## READING PASSAGE
"""
On Jun 16, 2012, at 1:52 AM, Mike Frysinger wrote:

> On Saturday 16 June 2012 01:05:25 Amittai Aviram wrote:
>> On Jun 16, 2012, at 1:00 AM, Mike Frysinger wrote:
>>> On Saturday 16 June 2012 00:35:27 Amittai Aviram wrote:
>>>> I have been writing a custom variant of glibc Version 2.14 that differs
>>>> primarily in malloc/malloc.c .
>>>> 
>>>> 
>>>> My malloc.c definitely #includes <stdlib.h>.  Why doesn't the linker
>>>> recognize "atexit"?  Thanks!
>>> 
>>> because in the x86-64 port, atexit isn't provided by the C library.  it's
>>> in libc_nonshared.a which means the symbol ends up in the final
>>> application, not in the libc.so.  so you may not use atexit() inside of
>>> the C library.
>> 
>> OK, thanks!  I'll have to work around that then.
> 
> there's __attribute__((destructor))
> 
>>> malloc (and friends) are designed to be overridden at runtime.  create a
>>> shared library that exports those symbols and simply LD_PRELOAD it and
>>> those funcs will be called whenever memory is needed.  why do you need
>>> to rebuild glibc to do what you want ?
"""
## SUPPLIED DATA
"""
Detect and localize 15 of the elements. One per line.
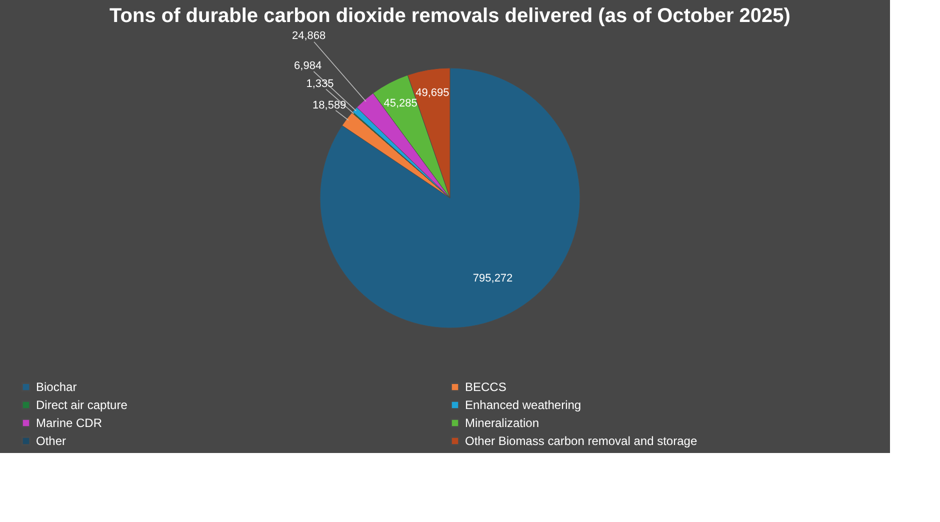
data-label: 49,695 [416,86,450,99]
legend-label: Direct air capture [36,398,128,412]
data-label: 24,868 [292,30,326,42]
legend-label: Marine CDR [36,416,102,430]
data-label: 6,984 [294,60,322,72]
chart-title: Tons of durable carbon dioxide removals delivered (as of October 2025) [110,4,790,27]
legend-label: Other Biomass carbon removal and storage [465,434,698,448]
legend-label: Other [36,434,66,448]
legend-label: Biochar [36,380,77,394]
data-label: 795,272 [472,272,513,284]
data-label: 45,285 [384,98,418,110]
legend-label: Mineralization [465,416,540,430]
legend-label: BECCS [465,380,506,394]
legend-label: Enhanced weathering [465,398,582,412]
data-label: 18,589 [312,100,346,112]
"""
Continue the email thread above about the custom glibc malloc and atexit, starting right after its last line.

## TASK OUTPUT
>> 
>> That sounds like a good idea.  But--for other reasons--I want to build my
>> applications with static linkage.  Wouldn't the linker notice conflicting
>> definitions of malloc and refuse to continue?  Thanks!
> 
> it's even easier with static archives.  specify your library first and only 
> your malloc objects will get used.
> -mike


You are right--it works great.  Follow-up question:  what do you mean by their being "designed to be overridden at runtime"?  How do they differ from other library functions so that they are specifically designed with this in mind?  Thanks!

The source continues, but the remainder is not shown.